What the task requires →
Search the records that follow and extract every line containing the string "JSON".

Supplied records →
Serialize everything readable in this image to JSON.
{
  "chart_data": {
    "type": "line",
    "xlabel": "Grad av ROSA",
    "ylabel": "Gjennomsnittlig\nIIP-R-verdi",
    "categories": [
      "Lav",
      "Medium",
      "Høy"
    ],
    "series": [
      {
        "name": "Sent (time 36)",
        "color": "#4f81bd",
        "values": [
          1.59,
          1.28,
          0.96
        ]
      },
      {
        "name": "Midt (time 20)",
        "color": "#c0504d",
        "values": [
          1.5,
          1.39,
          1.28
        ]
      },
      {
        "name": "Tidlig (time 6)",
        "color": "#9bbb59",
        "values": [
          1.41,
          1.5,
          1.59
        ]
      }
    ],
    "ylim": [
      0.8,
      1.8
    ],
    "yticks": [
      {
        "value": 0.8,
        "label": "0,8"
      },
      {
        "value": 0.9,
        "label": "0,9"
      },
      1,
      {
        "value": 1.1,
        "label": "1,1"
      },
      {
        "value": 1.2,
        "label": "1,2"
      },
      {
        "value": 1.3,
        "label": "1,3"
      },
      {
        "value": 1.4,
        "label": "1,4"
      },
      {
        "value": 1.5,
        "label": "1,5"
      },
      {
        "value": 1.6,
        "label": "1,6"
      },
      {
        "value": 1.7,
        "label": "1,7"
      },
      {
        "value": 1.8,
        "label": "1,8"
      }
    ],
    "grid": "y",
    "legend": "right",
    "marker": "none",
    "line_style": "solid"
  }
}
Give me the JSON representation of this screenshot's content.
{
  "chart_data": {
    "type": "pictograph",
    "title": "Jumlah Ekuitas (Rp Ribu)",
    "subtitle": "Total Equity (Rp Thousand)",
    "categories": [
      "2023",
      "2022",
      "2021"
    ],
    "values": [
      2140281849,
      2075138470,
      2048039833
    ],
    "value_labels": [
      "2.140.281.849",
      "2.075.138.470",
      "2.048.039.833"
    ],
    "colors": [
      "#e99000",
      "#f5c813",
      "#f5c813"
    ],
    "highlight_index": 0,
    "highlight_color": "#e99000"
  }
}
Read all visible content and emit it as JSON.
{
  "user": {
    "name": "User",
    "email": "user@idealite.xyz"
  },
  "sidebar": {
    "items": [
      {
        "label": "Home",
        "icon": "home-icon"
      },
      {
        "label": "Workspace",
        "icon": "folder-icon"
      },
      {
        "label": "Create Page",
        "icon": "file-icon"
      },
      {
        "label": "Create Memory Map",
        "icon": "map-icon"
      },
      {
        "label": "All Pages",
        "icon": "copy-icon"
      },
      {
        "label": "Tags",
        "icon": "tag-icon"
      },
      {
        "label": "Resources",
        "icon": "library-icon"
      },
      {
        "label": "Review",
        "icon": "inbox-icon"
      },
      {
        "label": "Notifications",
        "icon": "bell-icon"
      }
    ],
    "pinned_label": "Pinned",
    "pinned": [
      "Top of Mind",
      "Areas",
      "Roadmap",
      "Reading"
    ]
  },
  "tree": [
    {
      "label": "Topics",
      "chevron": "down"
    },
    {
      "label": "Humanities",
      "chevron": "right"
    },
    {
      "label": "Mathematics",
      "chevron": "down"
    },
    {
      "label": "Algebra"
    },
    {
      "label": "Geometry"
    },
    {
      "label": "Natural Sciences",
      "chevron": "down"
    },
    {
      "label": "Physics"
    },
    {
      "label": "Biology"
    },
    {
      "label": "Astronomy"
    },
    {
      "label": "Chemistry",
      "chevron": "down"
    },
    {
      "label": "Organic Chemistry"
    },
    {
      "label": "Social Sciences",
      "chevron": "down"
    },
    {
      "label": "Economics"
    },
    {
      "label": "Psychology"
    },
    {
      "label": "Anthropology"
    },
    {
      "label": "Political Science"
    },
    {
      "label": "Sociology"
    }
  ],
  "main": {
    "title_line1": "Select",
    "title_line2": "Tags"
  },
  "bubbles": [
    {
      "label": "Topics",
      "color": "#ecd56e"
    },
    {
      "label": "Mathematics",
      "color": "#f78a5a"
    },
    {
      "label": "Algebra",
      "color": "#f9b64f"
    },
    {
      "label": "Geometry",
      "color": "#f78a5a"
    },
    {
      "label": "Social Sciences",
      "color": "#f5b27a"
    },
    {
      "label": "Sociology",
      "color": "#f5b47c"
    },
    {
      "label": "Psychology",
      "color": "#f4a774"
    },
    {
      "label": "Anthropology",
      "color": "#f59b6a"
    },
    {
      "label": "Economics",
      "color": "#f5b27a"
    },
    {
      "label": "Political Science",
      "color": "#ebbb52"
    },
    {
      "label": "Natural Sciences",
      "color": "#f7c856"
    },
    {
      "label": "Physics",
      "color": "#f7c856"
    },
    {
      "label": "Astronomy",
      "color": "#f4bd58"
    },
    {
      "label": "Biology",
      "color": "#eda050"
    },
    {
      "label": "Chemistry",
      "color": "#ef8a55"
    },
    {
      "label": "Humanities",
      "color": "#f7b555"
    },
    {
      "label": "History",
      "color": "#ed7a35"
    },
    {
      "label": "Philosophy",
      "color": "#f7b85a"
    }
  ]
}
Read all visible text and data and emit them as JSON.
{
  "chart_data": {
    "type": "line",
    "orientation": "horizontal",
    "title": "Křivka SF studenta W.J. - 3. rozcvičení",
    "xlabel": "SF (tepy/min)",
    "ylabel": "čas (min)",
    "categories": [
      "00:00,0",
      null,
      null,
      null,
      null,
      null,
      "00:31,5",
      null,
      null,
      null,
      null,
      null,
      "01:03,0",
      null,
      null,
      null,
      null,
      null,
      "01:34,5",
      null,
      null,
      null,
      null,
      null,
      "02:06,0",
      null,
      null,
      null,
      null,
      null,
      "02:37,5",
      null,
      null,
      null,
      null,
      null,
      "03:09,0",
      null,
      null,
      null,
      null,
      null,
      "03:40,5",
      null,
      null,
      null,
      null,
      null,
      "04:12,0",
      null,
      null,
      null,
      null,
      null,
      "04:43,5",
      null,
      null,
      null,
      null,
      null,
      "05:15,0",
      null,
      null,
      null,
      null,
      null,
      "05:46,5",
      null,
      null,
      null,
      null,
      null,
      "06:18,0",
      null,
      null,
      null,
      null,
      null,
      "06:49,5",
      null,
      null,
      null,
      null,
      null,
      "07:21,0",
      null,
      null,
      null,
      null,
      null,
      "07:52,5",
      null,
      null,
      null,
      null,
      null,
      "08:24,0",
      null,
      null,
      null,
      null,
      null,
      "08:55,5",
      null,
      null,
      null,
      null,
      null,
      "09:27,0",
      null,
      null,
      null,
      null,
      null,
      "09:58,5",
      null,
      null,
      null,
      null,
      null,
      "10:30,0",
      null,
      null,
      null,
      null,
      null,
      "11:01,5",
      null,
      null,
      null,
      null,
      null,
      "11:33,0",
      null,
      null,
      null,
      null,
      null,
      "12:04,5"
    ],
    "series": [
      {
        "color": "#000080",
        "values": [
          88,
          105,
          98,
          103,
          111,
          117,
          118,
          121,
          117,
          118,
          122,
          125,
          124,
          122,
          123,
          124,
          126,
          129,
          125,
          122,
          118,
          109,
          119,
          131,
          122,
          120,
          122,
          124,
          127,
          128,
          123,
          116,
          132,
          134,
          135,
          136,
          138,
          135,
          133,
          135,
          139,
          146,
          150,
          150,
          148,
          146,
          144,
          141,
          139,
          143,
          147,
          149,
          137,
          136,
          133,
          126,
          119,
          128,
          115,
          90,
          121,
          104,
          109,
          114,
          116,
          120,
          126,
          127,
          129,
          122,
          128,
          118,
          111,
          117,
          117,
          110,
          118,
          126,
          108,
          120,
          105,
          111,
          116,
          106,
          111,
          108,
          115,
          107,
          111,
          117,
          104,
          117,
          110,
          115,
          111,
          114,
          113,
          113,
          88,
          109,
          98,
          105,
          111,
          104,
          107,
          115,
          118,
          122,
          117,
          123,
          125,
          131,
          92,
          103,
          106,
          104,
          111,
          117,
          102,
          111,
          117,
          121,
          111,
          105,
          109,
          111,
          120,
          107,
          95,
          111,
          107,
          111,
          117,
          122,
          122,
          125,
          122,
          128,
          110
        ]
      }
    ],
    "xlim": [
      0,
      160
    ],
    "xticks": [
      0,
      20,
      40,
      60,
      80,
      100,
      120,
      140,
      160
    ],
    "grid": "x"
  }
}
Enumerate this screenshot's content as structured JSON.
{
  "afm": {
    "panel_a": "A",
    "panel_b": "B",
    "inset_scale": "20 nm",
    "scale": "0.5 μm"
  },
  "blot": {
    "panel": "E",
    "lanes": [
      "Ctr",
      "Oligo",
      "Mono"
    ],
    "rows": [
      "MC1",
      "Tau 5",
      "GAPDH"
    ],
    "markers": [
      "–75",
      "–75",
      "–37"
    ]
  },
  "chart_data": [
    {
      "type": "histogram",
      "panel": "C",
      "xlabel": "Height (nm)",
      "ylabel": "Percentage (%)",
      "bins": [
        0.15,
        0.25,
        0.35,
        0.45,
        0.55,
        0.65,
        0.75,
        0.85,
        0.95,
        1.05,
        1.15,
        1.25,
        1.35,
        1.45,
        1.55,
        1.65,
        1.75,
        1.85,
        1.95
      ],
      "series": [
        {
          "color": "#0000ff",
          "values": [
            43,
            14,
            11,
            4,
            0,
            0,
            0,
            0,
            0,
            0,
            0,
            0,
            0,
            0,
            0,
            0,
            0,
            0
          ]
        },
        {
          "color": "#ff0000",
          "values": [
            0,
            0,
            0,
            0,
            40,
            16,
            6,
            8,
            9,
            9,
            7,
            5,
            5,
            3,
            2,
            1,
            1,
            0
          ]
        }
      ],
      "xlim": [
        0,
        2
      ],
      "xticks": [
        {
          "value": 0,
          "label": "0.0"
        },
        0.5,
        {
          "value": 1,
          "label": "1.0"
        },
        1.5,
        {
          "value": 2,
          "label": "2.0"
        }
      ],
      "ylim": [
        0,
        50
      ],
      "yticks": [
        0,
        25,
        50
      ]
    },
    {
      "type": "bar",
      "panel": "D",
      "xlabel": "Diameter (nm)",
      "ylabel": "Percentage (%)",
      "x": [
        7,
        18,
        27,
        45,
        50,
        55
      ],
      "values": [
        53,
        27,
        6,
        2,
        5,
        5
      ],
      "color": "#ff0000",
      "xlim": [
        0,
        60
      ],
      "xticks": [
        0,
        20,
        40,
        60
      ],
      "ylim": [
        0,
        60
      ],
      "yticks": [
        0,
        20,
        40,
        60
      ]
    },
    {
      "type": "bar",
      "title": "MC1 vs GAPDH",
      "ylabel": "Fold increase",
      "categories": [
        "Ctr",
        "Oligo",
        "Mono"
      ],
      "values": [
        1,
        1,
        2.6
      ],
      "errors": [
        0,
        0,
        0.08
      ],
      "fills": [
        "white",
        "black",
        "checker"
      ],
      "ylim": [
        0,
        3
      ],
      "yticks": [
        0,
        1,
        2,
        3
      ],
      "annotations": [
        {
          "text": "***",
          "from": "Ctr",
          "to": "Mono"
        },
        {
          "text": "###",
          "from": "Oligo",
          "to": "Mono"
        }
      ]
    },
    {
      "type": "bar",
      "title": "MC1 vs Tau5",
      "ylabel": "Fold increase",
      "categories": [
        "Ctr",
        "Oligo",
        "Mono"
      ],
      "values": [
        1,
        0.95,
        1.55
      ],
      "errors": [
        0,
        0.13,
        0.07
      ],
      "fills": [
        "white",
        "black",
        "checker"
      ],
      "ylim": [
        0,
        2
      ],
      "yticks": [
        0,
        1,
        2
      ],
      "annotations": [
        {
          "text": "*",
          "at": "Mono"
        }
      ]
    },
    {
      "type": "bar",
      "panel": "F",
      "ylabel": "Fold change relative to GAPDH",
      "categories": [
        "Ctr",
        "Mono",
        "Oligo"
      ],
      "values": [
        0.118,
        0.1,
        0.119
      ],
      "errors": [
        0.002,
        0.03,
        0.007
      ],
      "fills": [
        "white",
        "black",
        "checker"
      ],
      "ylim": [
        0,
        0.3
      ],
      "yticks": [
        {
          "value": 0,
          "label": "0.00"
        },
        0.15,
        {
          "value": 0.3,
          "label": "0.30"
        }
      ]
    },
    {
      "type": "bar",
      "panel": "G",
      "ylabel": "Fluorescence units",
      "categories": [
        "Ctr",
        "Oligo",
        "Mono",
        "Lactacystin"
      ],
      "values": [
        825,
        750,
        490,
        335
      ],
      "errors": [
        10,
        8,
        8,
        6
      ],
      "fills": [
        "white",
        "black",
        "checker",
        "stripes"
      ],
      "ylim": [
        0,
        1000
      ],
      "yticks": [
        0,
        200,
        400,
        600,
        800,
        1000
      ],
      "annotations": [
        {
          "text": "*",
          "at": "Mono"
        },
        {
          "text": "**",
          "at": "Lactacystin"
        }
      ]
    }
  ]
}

Exercise answer →
Serialize everything readable in this image to JSON.
Give me the JSON representation of this screenshot's content.
Read all visible content and emit it as JSON.
Read all visible text and data and emit them as JSON.
Enumerate this screenshot's content as structured JSON.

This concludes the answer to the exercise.